What needs to be done: Return the records in full, exactly as given.

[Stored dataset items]
## BEGIN
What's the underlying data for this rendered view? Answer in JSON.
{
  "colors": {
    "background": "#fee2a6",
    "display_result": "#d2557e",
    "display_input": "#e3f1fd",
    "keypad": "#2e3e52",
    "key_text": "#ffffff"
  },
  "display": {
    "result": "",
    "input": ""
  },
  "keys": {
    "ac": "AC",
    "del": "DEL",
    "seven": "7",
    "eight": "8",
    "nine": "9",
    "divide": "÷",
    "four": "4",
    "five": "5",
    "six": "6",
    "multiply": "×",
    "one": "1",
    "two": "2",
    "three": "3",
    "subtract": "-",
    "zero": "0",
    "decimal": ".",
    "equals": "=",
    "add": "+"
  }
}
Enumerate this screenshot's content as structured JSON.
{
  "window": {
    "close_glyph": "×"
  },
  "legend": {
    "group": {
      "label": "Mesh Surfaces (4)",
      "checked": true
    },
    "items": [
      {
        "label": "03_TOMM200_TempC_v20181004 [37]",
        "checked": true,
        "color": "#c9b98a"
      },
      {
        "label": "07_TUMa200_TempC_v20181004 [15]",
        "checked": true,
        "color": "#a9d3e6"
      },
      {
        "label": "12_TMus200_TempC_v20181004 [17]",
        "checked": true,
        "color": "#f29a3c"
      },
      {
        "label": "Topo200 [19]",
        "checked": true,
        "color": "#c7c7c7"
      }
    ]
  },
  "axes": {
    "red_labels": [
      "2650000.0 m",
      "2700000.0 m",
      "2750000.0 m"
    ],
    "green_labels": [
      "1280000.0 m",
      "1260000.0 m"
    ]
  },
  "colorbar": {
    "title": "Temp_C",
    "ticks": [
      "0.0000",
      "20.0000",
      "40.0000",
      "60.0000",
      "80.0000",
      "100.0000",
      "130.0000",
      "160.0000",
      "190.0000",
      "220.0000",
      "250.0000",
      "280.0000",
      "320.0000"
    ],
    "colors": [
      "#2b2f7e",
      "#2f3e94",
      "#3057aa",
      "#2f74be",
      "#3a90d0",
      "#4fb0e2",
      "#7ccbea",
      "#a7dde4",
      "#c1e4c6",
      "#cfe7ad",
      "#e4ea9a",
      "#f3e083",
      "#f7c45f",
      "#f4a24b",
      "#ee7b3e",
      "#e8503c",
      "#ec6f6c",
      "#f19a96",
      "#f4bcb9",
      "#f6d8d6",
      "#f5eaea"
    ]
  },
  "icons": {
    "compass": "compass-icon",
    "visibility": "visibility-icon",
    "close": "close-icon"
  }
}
## END
Correct result:
What's the underlying data for this rendered view? Answer in JSON.
{
  "colors": {
    "background": "#fee2a6",
    "display_result": "#d2557e",
    "display_input": "#e3f1fd",
    "keypad": "#2e3e52",
    "key_text": "#ffffff"
  },
  "display": {
    "result": "",
    "input": ""
  },
  "keys": {
    "ac": "AC",
    "del": "DEL",
    "seven": "7",
    "eight": "8",
    "nine": "9",
    "divide": "÷",
    "four": "4",
    "five": "5",
    "six": "6",
    "multiply": "×",
    "one": "1",
    "two": "2",
    "three": "3",
    "subtract": "-",
    "zero": "0",
    "decimal": ".",
    "equals": "=",
    "add": "+"
  }
}
Enumerate this screenshot's content as structured JSON.
{
  "window": {
    "close_glyph": "×"
  },
  "legend": {
    "group": {
      "label": "Mesh Surfaces (4)",
      "checked": true
    },
    "items": [
      {
        "label": "03_TOMM200_TempC_v20181004 [37]",
        "checked": true,
        "color": "#c9b98a"
      },
      {
        "label": "07_TUMa200_TempC_v20181004 [15]",
        "checked": true,
        "color": "#a9d3e6"
      },
      {
        "label": "12_TMus200_TempC_v20181004 [17]",
        "checked": true,
        "color": "#f29a3c"
      },
      {
        "label": "Topo200 [19]",
        "checked": true,
        "color": "#c7c7c7"
      }
    ]
  },
  "axes": {
    "red_labels": [
      "2650000.0 m",
      "2700000.0 m",
      "2750000.0 m"
    ],
    "green_labels": [
      "1280000.0 m",
      "1260000.0 m"
    ]
  },
  "colorbar": {
    "title": "Temp_C",
    "ticks": [
      "0.0000",
      "20.0000",
      "40.0000",
      "60.0000",
      "80.0000",
      "100.0000",
      "130.0000",
      "160.0000",
      "190.0000",
      "220.0000",
      "250.0000",
      "280.0000",
      "320.0000"
    ],
    "colors": [
      "#2b2f7e",
      "#2f3e94",
      "#3057aa",
      "#2f74be",
      "#3a90d0",
      "#4fb0e2",
      "#7ccbea",
      "#a7dde4",
      "#c1e4c6",
      "#cfe7ad",
      "#e4ea9a",
      "#f3e083",
      "#f7c45f",
      "#f4a24b",
      "#ee7b3e",
      "#e8503c",
      "#ec6f6c",
      "#f19a96",
      "#f4bcb9",
      "#f6d8d6",
      "#f5eaea"
    ]
  },
  "icons": {
    "compass": "compass-icon",
    "visibility": "visibility-icon",
    "close": "close-icon"
  }
}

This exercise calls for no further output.